> _Stated goal_
Review the listing and copy each line that holds the word "this".

> _Working data_
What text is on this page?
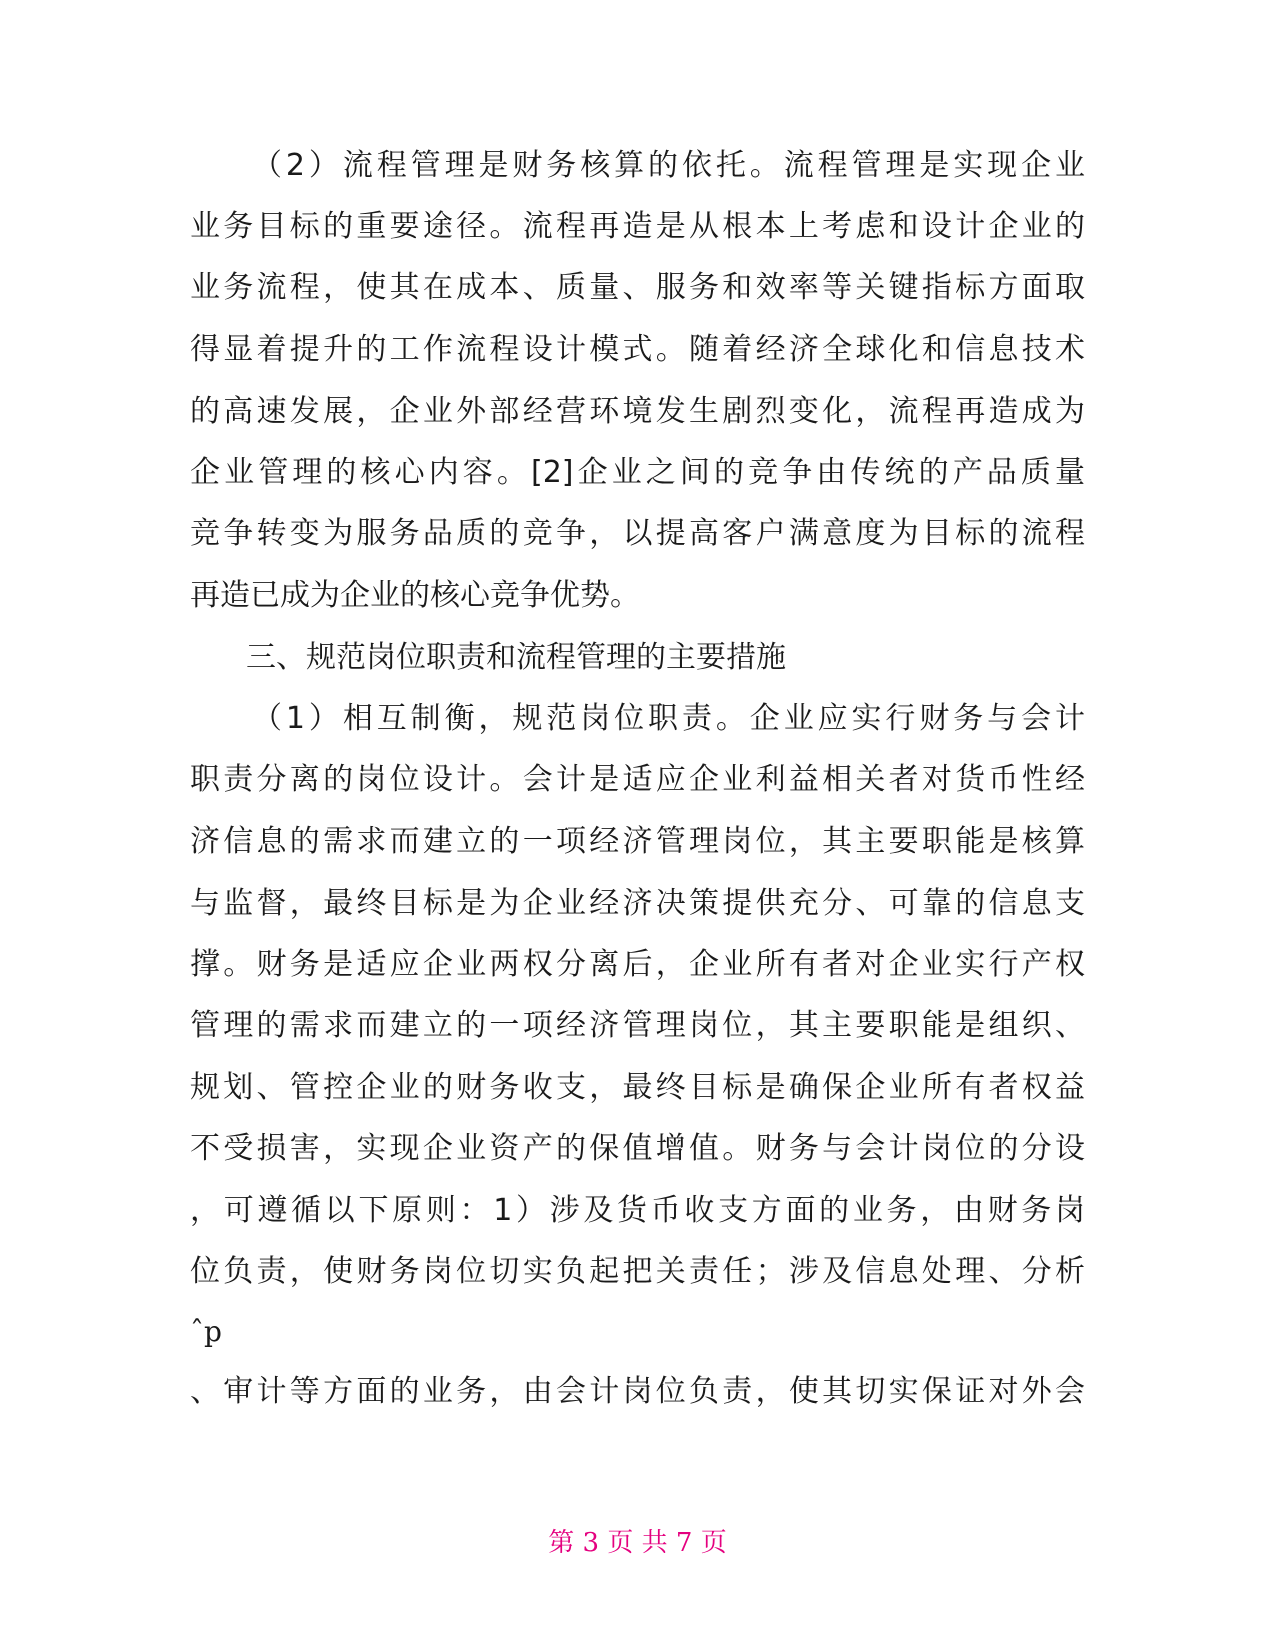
（2）流程管理是财务核算的依托。流程管理是实现企业
业务目标的重要途径。流程再造是从根本上考虑和设计企业的
业务流程，使其在成本、质量、服务和效率等关键指标方面取
得显着提升的工作流程设计模式。随着经济全球化和信息技术
的高速发展，企业外部经营环境发生剧烈变化，流程再造成为
企业管理的核心内容。[2]企业之间的竞争由传统的产品质量
竞争转变为服务品质的竞争，以提高客户满意度为目标的流程
再造已成为企业的核心竞争优势。
三、规范岗位职责和流程管理的主要措施
（1）相互制衡，规范岗位职责。企业应实行财务与会计
职责分离的岗位设计。会计是适应企业利益相关者对货币性经
济信息的需求而建立的一项经济管理岗位，其主要职能是核算
与监督，最终目标是为企业经济决策提供充分、可靠的信息支
撑。财务是适应企业两权分离后，企业所有者对企业实行产权
管理的需求而建立的一项经济管理岗位，其主要职能是组织、
规划、管控企业的财务收支，最终目标是确保企业所有者权益
不受损害，实现企业资产的保值增值。财务与会计岗位的分设
，可遵循以下原则：1）涉及货币收支方面的业务，由财务岗
位负责，使财务岗位切实负起把关责任；涉及信息处理、分析
ˆp
、审计等方面的业务，由会计岗位负责，使其切实保证对外会
第 3 页 共 7 页
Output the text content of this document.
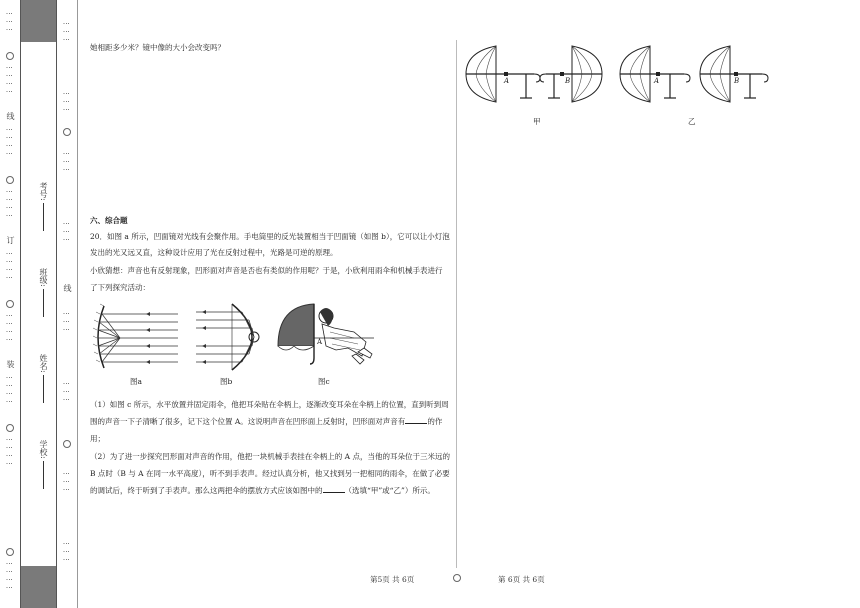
⋮⋮⋮
⋮⋮⋮⋮
线
⋮⋮⋮⋮
⋮⋮⋮⋮
订
⋮⋮⋮⋮
⋮⋮⋮⋮
装
⋮⋮⋮⋮
⋮⋮⋮⋮
⋮⋮⋮⋮
考号:
班级:
姓名:
学校:
⋮⋮⋮
⋮⋮⋮
⋮⋮⋮
⋮⋮⋮
线
⋮⋮⋮
⋮⋮⋮
⋮⋮⋮
⋮⋮⋮
她相距多少米？镜中像的大小会改变吗？
六、综合题
20．如图 a 所示，凹面镜对光线有会聚作用。手电筒里的反光装置相当于凹面镜（如图 b），它可以让小灯泡
发出的光又远又直，这种设计应用了光在反射过程中，光路是可逆的原理。
小欣猜想：声音也有反射现象，凹形面对声音是否也有类似的作用呢？于是，小欣利用雨伞和机械手表进行
了下列探究活动：
图a	图b
A
图c
（1）如图 c 所示，水平放置并固定雨伞，他把耳朵贴在伞柄上，逐渐改变耳朵在伞柄上的位置，直到听到周
围的声音一下子清晰了很多，记下这个位置 A。这说明声音在凹形面上反射时，凹形面对声音有	的作
用；
（2）为了进一步探究凹形面对声音的作用，他把一块机械手表挂在伞柄上的 A 点，当他的耳朵位于三米远的
B 点时（B 与 A 在同一水平高度），听不到手表声。经过认真分析，他又找到另一把相同的雨伞，在做了必要
的调试后，终于听到了手表声。那么这两把伞的摆放方式应该如图中的	（选填“甲”或“乙”）所示。
A	B	A	B
甲	乙
第5页 共 6页	第 6页 共 6页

> _Solution to the exercise_
What text is on this page?
Output the text content of this document.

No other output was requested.